(Dataset records)
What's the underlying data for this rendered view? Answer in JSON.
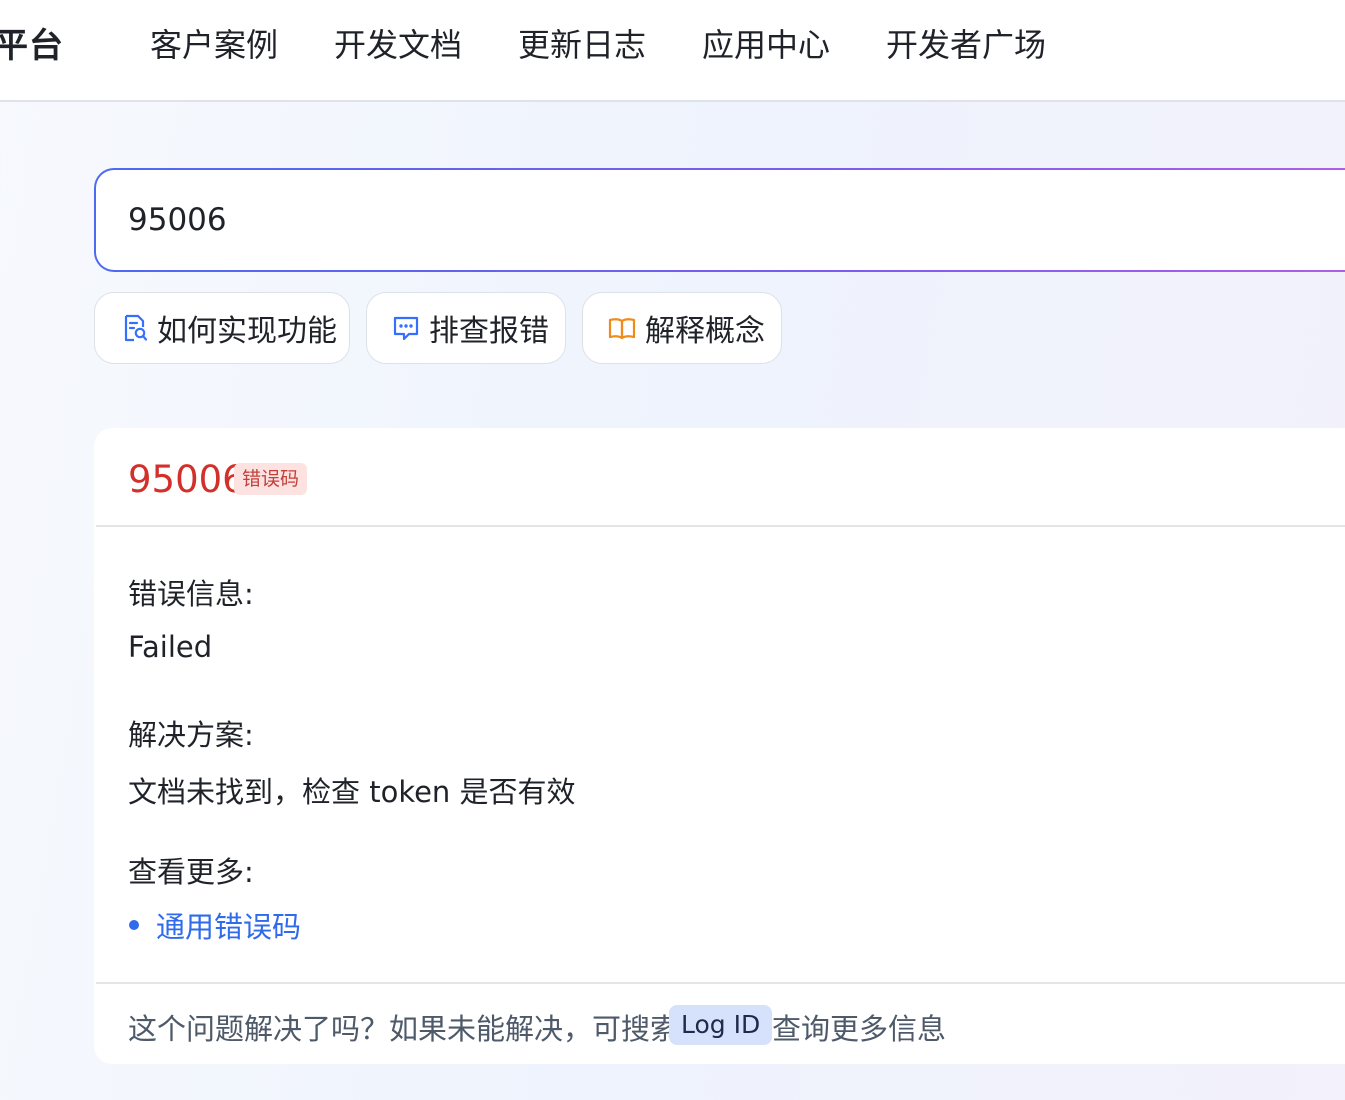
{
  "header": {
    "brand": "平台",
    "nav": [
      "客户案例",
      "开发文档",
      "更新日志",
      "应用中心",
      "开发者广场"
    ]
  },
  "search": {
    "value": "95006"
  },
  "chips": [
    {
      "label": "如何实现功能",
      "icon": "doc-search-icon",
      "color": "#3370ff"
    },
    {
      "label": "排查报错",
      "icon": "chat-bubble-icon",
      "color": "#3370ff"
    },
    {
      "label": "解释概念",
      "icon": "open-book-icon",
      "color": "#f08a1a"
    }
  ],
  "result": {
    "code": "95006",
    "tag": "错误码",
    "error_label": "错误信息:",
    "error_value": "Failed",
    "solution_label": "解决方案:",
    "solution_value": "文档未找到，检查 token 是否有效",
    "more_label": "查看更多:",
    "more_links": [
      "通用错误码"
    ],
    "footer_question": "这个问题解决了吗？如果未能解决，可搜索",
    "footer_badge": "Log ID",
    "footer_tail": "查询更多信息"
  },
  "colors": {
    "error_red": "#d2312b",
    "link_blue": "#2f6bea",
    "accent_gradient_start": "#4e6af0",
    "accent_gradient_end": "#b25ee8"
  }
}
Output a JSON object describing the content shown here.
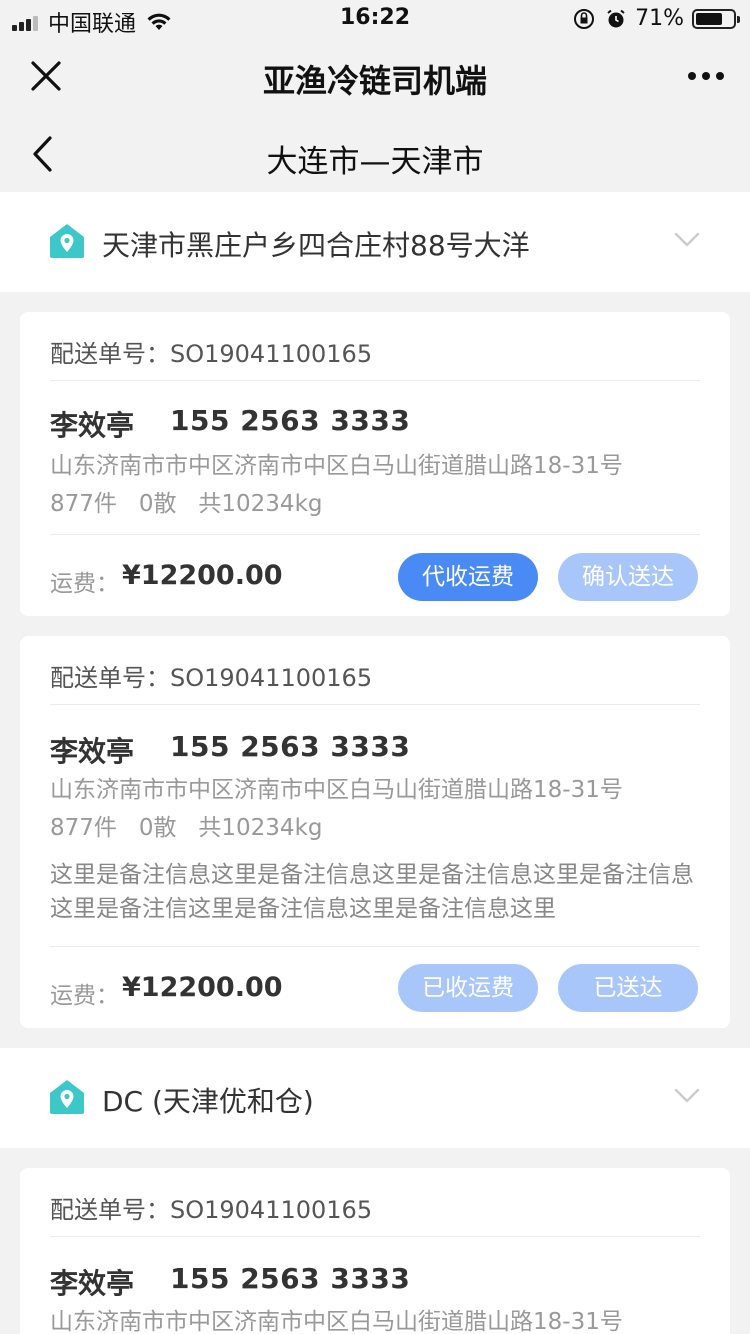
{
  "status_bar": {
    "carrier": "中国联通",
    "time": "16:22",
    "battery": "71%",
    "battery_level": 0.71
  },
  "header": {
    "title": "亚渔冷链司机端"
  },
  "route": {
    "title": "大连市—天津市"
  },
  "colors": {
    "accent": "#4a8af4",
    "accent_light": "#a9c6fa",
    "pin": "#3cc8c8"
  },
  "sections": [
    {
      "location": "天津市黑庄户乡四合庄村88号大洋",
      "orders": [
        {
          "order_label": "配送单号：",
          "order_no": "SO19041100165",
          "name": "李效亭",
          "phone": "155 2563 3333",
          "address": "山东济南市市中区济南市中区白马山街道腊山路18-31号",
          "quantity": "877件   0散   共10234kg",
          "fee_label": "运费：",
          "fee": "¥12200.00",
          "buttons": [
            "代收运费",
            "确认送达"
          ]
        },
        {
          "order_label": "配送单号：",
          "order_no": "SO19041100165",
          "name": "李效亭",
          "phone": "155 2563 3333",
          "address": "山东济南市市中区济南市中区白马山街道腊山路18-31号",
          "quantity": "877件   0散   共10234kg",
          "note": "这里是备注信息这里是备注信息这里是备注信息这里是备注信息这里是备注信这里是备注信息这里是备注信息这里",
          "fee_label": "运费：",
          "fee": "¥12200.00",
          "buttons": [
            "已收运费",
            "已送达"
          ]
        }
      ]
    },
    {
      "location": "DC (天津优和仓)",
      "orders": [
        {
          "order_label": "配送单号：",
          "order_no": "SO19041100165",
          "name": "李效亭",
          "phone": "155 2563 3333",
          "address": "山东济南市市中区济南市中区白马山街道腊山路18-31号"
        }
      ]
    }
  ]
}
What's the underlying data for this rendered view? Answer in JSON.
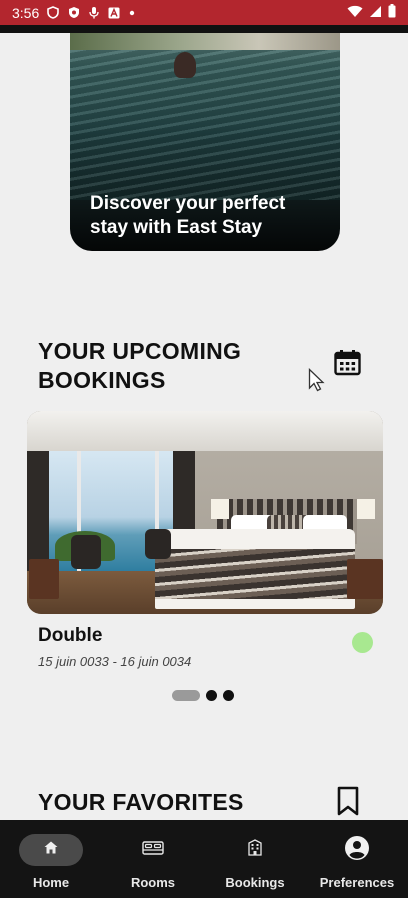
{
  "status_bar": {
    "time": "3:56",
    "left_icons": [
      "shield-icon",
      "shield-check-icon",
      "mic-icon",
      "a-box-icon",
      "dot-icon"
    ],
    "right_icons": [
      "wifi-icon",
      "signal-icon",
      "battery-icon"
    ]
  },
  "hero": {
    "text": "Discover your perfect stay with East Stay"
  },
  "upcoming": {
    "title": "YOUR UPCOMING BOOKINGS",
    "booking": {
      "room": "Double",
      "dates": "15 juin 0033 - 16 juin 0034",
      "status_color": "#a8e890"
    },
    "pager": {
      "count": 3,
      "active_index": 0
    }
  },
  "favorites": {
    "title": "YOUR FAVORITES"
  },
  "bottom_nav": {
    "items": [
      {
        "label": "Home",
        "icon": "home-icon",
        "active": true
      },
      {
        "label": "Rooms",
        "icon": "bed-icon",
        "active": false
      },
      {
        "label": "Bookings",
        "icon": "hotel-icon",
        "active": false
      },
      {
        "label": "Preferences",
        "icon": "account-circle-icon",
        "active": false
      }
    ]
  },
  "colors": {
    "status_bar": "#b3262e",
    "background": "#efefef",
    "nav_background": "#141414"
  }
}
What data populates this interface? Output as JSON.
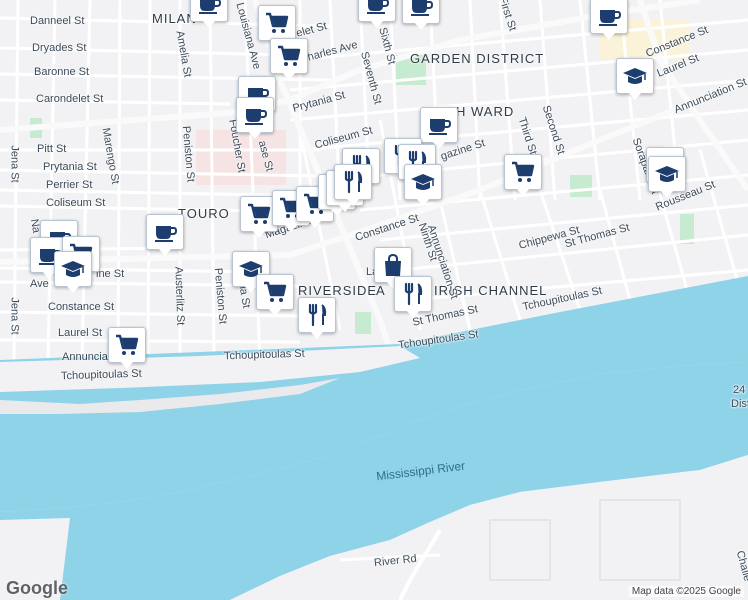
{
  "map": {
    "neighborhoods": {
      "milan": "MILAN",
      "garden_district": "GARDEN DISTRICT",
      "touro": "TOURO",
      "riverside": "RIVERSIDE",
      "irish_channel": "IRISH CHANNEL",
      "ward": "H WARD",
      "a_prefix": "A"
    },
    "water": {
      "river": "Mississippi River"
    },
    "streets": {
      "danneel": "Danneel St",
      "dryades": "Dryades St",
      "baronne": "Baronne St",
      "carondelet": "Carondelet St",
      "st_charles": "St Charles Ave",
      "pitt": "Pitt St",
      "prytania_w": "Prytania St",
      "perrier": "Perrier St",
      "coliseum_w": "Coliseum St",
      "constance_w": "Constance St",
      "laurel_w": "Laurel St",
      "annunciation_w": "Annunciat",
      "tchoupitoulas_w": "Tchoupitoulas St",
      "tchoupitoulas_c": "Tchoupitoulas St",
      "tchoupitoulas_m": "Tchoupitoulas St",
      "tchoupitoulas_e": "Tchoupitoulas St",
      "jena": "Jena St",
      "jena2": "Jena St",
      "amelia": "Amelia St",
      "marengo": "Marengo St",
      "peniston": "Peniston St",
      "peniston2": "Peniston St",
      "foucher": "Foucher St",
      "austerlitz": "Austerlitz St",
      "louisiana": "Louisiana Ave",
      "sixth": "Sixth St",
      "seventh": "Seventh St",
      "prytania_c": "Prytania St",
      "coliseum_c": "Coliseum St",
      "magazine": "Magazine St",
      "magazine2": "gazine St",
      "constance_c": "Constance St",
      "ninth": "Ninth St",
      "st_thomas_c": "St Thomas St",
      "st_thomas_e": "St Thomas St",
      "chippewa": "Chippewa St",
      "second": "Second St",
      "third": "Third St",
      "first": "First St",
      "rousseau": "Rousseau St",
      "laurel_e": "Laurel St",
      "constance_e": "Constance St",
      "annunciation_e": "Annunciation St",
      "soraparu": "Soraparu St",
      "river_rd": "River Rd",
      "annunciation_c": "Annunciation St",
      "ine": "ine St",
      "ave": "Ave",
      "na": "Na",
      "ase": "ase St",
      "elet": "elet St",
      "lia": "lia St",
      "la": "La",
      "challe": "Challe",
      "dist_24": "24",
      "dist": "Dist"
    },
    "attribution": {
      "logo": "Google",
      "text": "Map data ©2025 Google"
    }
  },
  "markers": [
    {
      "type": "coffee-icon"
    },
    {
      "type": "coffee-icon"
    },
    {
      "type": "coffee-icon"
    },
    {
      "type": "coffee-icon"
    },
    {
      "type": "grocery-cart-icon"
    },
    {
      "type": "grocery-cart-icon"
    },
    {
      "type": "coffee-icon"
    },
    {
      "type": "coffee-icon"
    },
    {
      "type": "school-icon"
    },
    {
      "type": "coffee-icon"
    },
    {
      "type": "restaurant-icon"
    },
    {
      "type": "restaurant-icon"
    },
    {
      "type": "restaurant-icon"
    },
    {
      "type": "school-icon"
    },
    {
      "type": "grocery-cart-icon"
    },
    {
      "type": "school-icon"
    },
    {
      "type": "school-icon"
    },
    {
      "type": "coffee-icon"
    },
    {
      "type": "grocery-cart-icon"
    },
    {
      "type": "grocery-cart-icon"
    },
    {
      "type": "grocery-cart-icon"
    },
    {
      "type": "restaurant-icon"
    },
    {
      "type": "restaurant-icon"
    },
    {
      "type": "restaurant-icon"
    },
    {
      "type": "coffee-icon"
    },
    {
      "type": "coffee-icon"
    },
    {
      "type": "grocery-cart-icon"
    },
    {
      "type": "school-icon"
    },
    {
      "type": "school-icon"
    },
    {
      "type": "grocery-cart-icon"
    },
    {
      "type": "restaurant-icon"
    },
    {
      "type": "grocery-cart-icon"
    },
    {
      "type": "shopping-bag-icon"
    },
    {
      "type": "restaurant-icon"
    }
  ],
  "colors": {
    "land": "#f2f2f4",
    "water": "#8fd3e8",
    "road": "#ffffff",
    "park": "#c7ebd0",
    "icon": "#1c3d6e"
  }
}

* _Exercise requirements_: Copy every line that includes the string "title" from the material above.

* _Exercise result_:
    "title": "亚渔冷链司机端"
    "title": "大连市—天津市"
    "title": "YOUR UPCOMING BOOKINGS",
    "title": "YOUR FAVORITES"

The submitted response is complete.